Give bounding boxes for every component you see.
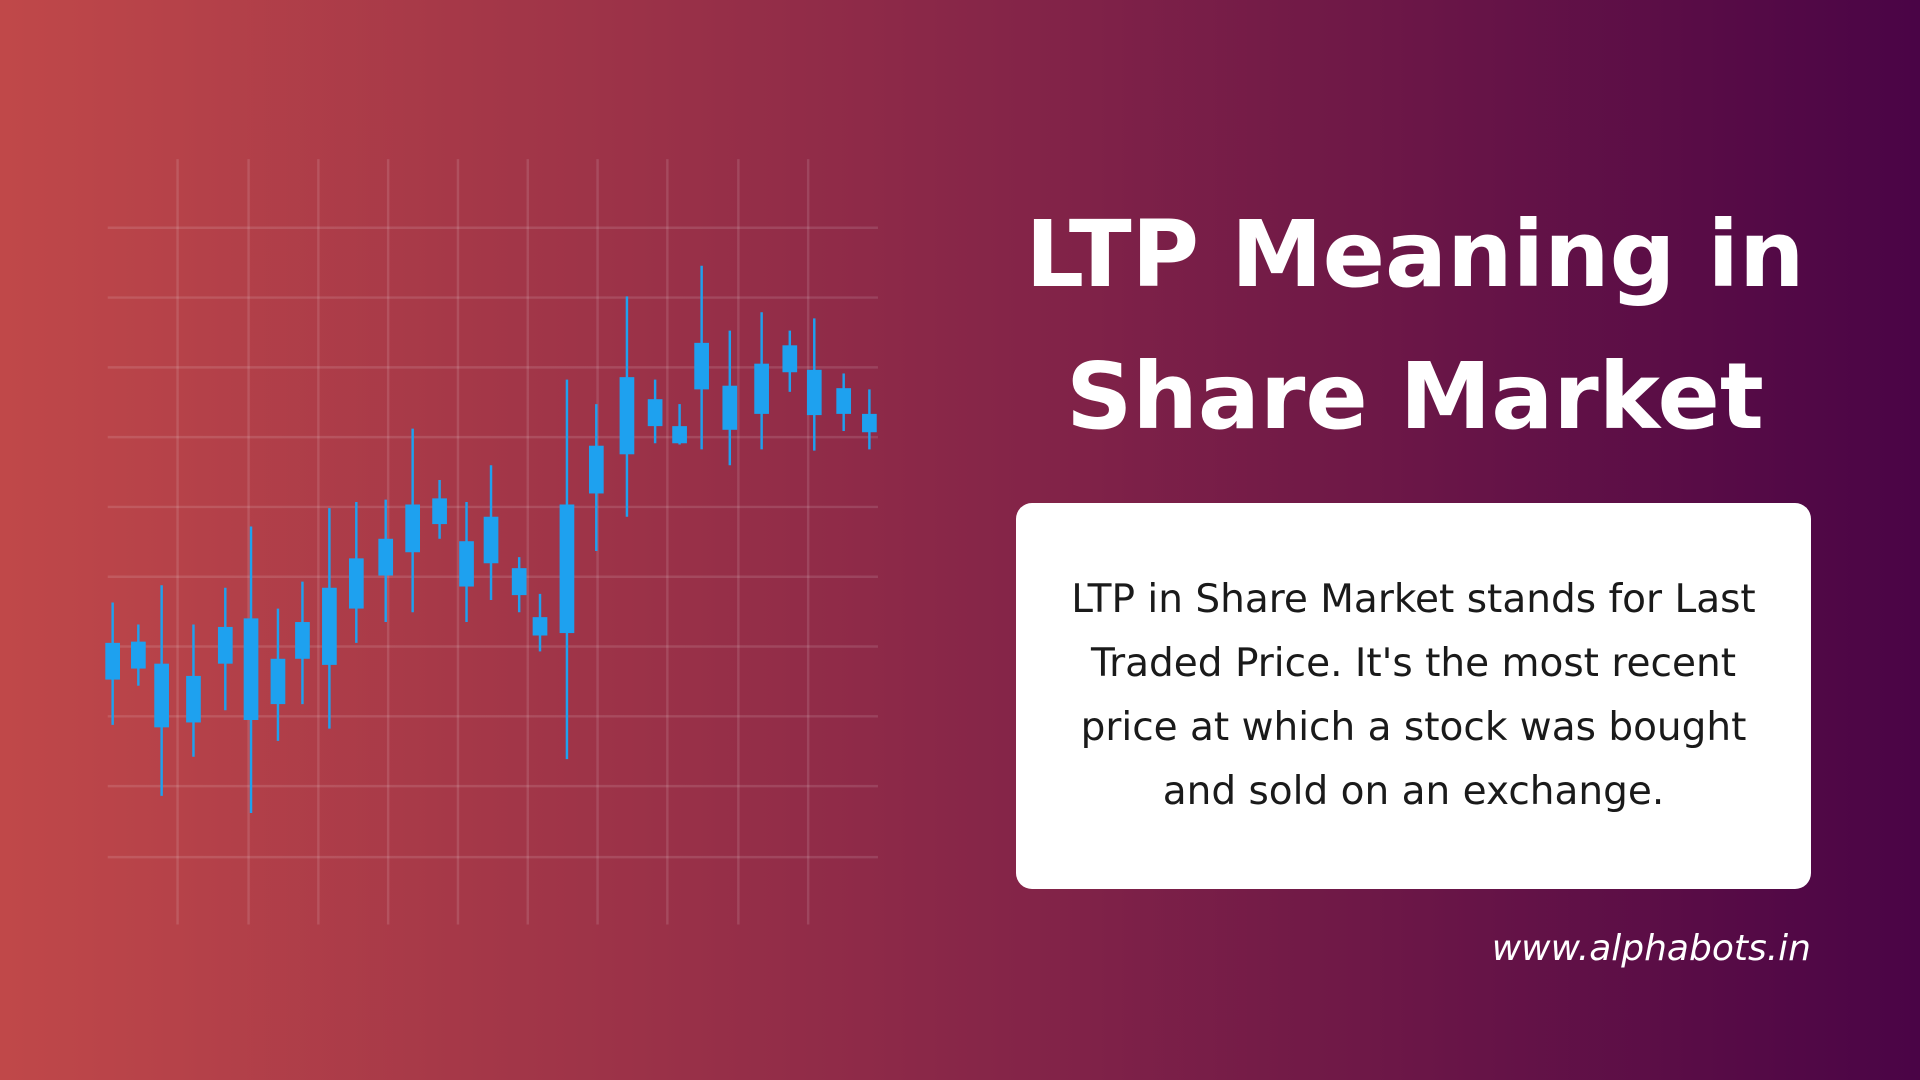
title-line: Share Market (1066, 343, 1764, 450)
candle-body (619, 377, 635, 455)
candle-body (532, 617, 548, 636)
candle-body (647, 399, 663, 427)
candle-body (131, 641, 146, 669)
candle-body (559, 504, 575, 634)
candle-body (694, 342, 709, 390)
candle-body (862, 413, 877, 433)
candle-body (782, 345, 798, 373)
candle-body (806, 369, 822, 416)
candle-body (511, 568, 527, 596)
candle-body (154, 663, 169, 728)
website: www.alphabots.in (1491, 928, 1811, 969)
description-card: LTP in Share Market stands for Last Trad… (1016, 503, 1811, 889)
description: LTP in Share Market stands for Last Trad… (1071, 577, 1756, 814)
candle-body (105, 642, 120, 680)
candle-body (348, 558, 364, 609)
candle-body (722, 385, 738, 430)
candle-body (672, 426, 687, 444)
candle-body (217, 626, 233, 664)
candle-body (459, 541, 474, 587)
candle-body (378, 538, 394, 576)
candle-body (270, 658, 286, 705)
title-line: LTP Meaning in (1025, 201, 1805, 308)
candle-body (432, 498, 447, 525)
candle-body (588, 445, 604, 494)
candle-body (405, 504, 420, 553)
candle-body (295, 622, 310, 659)
candle-body (483, 516, 499, 564)
candle-body (243, 618, 259, 720)
candle-body (322, 587, 337, 665)
candle-body (836, 388, 852, 414)
candle-body (186, 675, 201, 723)
candle-body (754, 363, 769, 414)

--

> TASK: Recast every line of the item above as a Markdown table with the columns No. and Entry, numbering the rows and skipping blank lines. Leave the picture out.

> SOLUTION TO THE EXERCISE:
| No. | Entry |
|---|---|
| 1 | Give bounding boxes for every component you see. |
| 2 | title-line: Share Market (1066, 343, 1764, 450) |
| 3 | candle-body (619, 377, 635, 455) |
| 4 | candle-body (532, 617, 548, 636) |
| 5 | candle-body (647, 399, 663, 427) |
| 6 | candle-body (131, 641, 146, 669) |
| 7 | candle-body (559, 504, 575, 634) |
| 8 | candle-body (694, 342, 709, 390) |
| 9 | candle-body (862, 413, 877, 433) |
| 10 | candle-body (782, 345, 798, 373) |
| 11 | candle-body (806, 369, 822, 416) |
| 12 | candle-body (511, 568, 527, 596) |
| 13 | candle-body (154, 663, 169, 728) |
| 14 | website: www.alphabots.in (1491, 928, 1811, 969) |
| 15 | description-card: LTP in Share Market stands for Last Trad… (1016, 503, 1811, 889) |
| 16 | description: LTP in Share Market stands for Last Trad… (1071, 577, 1756, 814) |
| 17 | candle-body (105, 642, 120, 680) |
| 18 | candle-body (348, 558, 364, 609) |
| 19 | candle-body (722, 385, 738, 430) |
| 20 | candle-body (672, 426, 687, 444) |
| 21 | candle-body (217, 626, 233, 664) |
| 22 | candle-body (459, 541, 474, 587) |
| 23 | candle-body (378, 538, 394, 576) |
| 24 | candle-body (270, 658, 286, 705) |
| 25 | title-line: LTP Meaning in (1025, 201, 1805, 308) |
| 26 | candle-body (432, 498, 447, 525) |
| 27 | candle-body (588, 445, 604, 494) |
| 28 | candle-body (405, 504, 420, 553) |
| 29 | candle-body (295, 622, 310, 659) |
| 30 | candle-body (483, 516, 499, 564) |
| 31 | candle-body (243, 618, 259, 720) |
| 32 | candle-body (322, 587, 337, 665) |
| 33 | candle-body (836, 388, 852, 414) |
| 34 | candle-body (186, 675, 201, 723) |
| 35 | candle-body (754, 363, 769, 414) |